--- Start of Stored records ---
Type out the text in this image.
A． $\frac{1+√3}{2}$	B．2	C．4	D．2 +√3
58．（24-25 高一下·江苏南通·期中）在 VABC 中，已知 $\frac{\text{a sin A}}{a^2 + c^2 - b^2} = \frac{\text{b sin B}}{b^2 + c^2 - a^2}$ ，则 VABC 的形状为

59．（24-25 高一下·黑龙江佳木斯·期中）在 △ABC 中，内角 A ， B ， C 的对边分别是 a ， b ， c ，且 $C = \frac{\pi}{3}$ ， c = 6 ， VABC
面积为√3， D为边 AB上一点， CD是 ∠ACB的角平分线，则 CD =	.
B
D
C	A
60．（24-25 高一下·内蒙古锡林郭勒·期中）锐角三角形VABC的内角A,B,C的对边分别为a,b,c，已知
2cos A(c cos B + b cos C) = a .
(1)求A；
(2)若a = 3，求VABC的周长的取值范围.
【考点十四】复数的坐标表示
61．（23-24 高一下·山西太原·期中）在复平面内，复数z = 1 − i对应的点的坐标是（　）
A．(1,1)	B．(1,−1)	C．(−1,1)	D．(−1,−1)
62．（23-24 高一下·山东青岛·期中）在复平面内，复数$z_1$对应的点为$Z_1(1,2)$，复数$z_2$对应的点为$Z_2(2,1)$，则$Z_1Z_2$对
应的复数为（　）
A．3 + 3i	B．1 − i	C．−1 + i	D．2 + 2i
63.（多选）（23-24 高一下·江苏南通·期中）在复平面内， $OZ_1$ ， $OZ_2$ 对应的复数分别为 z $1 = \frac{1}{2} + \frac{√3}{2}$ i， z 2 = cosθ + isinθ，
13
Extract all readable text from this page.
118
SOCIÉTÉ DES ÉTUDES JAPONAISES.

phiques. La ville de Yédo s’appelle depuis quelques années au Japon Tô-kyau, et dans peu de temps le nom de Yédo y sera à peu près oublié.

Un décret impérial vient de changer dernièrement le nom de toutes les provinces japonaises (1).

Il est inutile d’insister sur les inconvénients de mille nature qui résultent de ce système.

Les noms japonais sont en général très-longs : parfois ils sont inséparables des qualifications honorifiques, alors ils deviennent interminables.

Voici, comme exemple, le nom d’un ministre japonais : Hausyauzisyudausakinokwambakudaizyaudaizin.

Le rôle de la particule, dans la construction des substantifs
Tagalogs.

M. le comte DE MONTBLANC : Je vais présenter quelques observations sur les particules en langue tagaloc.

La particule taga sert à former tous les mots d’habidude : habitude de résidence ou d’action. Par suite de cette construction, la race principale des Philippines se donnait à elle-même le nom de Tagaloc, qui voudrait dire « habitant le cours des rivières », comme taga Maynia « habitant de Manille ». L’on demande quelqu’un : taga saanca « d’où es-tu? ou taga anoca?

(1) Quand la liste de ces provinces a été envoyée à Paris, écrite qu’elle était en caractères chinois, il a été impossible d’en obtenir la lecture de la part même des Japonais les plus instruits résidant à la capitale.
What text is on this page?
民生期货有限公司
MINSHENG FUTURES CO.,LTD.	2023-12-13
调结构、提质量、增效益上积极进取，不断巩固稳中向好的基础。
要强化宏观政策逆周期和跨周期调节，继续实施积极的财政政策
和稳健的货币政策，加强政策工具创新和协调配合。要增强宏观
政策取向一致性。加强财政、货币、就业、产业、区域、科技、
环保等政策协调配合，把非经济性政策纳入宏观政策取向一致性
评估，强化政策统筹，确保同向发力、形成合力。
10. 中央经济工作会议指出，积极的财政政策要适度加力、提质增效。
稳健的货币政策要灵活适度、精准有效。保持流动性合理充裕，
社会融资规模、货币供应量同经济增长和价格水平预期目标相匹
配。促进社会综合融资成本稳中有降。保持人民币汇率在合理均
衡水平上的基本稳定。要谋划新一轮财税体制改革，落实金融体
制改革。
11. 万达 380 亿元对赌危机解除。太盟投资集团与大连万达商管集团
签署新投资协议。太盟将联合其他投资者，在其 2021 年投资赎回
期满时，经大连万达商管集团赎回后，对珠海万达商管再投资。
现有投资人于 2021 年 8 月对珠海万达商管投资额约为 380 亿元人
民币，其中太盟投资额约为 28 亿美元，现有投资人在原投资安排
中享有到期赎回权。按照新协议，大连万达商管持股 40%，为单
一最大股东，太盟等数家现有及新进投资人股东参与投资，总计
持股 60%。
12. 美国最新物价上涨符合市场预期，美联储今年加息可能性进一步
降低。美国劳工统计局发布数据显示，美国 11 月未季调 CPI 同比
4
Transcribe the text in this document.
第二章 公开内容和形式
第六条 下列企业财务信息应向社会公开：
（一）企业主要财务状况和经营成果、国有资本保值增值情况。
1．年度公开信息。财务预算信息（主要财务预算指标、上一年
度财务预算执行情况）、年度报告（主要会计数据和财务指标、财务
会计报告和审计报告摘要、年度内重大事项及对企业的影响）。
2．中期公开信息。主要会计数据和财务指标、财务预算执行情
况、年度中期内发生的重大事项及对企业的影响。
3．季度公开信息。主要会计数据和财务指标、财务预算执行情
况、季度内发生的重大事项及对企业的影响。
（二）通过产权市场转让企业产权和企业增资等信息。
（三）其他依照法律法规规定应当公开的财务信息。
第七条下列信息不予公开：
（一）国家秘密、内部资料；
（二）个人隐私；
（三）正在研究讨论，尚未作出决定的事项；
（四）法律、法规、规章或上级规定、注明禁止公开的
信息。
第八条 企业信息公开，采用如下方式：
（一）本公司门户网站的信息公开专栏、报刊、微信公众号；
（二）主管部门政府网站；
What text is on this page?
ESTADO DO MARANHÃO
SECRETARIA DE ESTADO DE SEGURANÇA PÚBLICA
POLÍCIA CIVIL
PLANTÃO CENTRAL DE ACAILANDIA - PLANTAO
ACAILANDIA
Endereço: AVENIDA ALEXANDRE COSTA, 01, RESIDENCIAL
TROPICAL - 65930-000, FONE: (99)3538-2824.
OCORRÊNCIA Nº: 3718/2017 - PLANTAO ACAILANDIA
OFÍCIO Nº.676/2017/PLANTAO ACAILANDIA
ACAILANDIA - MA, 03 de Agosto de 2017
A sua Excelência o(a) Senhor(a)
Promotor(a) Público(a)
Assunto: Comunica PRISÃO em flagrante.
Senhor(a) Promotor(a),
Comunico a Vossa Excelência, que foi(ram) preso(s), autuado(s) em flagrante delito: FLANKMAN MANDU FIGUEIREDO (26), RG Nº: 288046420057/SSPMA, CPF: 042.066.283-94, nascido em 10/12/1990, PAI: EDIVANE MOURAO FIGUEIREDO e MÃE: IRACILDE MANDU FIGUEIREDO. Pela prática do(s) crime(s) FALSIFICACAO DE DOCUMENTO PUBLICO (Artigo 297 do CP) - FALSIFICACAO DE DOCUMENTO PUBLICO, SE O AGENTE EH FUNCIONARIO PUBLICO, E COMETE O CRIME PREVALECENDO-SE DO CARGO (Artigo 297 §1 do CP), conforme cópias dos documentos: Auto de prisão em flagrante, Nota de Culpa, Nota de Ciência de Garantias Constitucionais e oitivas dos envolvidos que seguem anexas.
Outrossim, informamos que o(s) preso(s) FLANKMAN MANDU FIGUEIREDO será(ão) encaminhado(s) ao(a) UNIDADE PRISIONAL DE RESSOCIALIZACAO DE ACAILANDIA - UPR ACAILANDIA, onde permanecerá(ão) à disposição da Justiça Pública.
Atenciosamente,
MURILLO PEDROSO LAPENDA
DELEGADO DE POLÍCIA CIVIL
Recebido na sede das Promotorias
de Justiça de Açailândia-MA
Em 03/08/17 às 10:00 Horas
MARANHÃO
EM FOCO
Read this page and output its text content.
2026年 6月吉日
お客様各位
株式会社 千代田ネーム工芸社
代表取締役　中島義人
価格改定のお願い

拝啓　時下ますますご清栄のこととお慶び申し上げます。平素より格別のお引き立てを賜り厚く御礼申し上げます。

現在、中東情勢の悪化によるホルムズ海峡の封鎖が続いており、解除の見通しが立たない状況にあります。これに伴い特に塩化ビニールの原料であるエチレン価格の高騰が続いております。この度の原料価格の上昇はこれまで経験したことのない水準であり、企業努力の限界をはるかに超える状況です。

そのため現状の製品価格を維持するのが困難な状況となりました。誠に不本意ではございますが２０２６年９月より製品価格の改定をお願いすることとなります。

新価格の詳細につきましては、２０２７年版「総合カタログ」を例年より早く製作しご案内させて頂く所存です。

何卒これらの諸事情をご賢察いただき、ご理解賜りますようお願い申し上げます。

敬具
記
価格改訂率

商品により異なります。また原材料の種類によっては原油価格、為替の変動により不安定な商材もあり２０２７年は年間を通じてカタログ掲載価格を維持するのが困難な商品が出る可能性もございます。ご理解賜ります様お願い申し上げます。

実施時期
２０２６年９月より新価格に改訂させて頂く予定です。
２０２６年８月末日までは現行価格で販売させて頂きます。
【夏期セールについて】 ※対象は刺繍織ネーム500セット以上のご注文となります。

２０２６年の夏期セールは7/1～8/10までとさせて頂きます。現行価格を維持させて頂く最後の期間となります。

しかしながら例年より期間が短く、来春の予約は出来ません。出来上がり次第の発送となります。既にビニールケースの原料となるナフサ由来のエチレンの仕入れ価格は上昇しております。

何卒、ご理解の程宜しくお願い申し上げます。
--- End of Stored records ---
• _Work to be completed_
Only lines with "flagrante" are wanted here; list each of them.

• _Response to the task_
Assunto: Comunica PRISÃO em flagrante.
Comunico a Vossa Excelência, que foi(ram) preso(s), autuado(s) em flagrante delito: FLANKMAN MANDU FIGUEIREDO (26), RG Nº: 288046420057/SSPMA, CPF: 042.066.283-94, nascido em 10/12/1990, PAI: EDIVANE MOURAO FIGUEIREDO e MÃE: IRACILDE MANDU FIGUEIREDO. Pela prática do(s) crime(s) FALSIFICACAO DE DOCUMENTO PUBLICO (Artigo 297 do CP) - FALSIFICACAO DE DOCUMENTO PUBLICO, SE O AGENTE EH FUNCIONARIO PUBLICO, E COMETE O CRIME PREVALECENDO-SE DO CARGO (Artigo 297 §1 do CP), conforme cópias dos documentos: Auto de prisão em flagrante, Nota de Culpa, Nota de Ciência de Garantias Constitucionais e oitivas dos envolvidos que seguem anexas.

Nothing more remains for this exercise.